- _What is being asked_
Output the data below in full, character for character.

** Start Records shown **

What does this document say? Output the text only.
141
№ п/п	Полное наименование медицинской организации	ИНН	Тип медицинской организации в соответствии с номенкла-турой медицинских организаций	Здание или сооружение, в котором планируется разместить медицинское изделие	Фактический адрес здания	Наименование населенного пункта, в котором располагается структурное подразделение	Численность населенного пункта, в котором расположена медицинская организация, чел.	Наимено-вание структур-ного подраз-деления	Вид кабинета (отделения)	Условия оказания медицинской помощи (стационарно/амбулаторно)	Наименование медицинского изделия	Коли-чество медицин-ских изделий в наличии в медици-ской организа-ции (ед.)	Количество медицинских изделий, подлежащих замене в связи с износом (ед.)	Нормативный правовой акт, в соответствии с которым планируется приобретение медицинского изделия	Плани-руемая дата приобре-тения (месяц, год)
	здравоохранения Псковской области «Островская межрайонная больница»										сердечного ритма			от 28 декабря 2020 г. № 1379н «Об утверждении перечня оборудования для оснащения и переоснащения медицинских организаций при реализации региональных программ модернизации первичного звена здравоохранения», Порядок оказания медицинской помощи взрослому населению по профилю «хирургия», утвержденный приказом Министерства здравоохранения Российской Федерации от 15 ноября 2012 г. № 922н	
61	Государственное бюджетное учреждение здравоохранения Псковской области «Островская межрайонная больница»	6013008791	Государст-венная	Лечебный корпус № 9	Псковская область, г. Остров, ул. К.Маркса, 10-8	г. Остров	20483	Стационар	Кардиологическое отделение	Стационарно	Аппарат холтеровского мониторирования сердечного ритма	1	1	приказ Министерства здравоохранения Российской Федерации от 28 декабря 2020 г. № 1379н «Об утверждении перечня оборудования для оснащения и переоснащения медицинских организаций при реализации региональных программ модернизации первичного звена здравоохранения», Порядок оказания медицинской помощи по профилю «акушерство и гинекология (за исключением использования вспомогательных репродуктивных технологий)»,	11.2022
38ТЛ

** End Records shown **

- _Result for this task_
What does this document say? Output the text only.
141
№ п/п	Полное наименование медицинской организации	ИНН	Тип медицинской организации в соответствии с номенкла-турой медицинских организаций	Здание или сооружение, в котором планируется разместить медицинское изделие	Фактический адрес здания	Наименование населенного пункта, в котором располагается структурное подразделение	Численность населенного пункта, в котором расположена медицинская организация, чел.	Наимено-вание структур-ного подраз-деления	Вид кабинета (отделения)	Условия оказания медицинской помощи (стационарно/амбулаторно)	Наименование медицинского изделия	Коли-чество медицин-ских изделий в наличии в медици-ской организа-ции (ед.)	Количество медицинских изделий, подлежащих замене в связи с износом (ед.)	Нормативный правовой акт, в соответствии с которым планируется приобретение медицинского изделия	Плани-руемая дата приобре-тения (месяц, год)
	здравоохранения Псковской области «Островская межрайонная больница»										сердечного ритма			от 28 декабря 2020 г. № 1379н «Об утверждении перечня оборудования для оснащения и переоснащения медицинских организаций при реализации региональных программ модернизации первичного звена здравоохранения», Порядок оказания медицинской помощи взрослому населению по профилю «хирургия», утвержденный приказом Министерства здравоохранения Российской Федерации от 15 ноября 2012 г. № 922н	
61	Государственное бюджетное учреждение здравоохранения Псковской области «Островская межрайонная больница»	6013008791	Государст-венная	Лечебный корпус № 9	Псковская область, г. Остров, ул. К.Маркса, 10-8	г. Остров	20483	Стационар	Кардиологическое отделение	Стационарно	Аппарат холтеровского мониторирования сердечного ритма	1	1	приказ Министерства здравоохранения Российской Федерации от 28 декабря 2020 г. № 1379н «Об утверждении перечня оборудования для оснащения и переоснащения медицинских организаций при реализации региональных программ модернизации первичного звена здравоохранения», Порядок оказания медицинской помощи по профилю «акушерство и гинекология (за исключением использования вспомогательных репродуктивных технологий)»,	11.2022
38ТЛ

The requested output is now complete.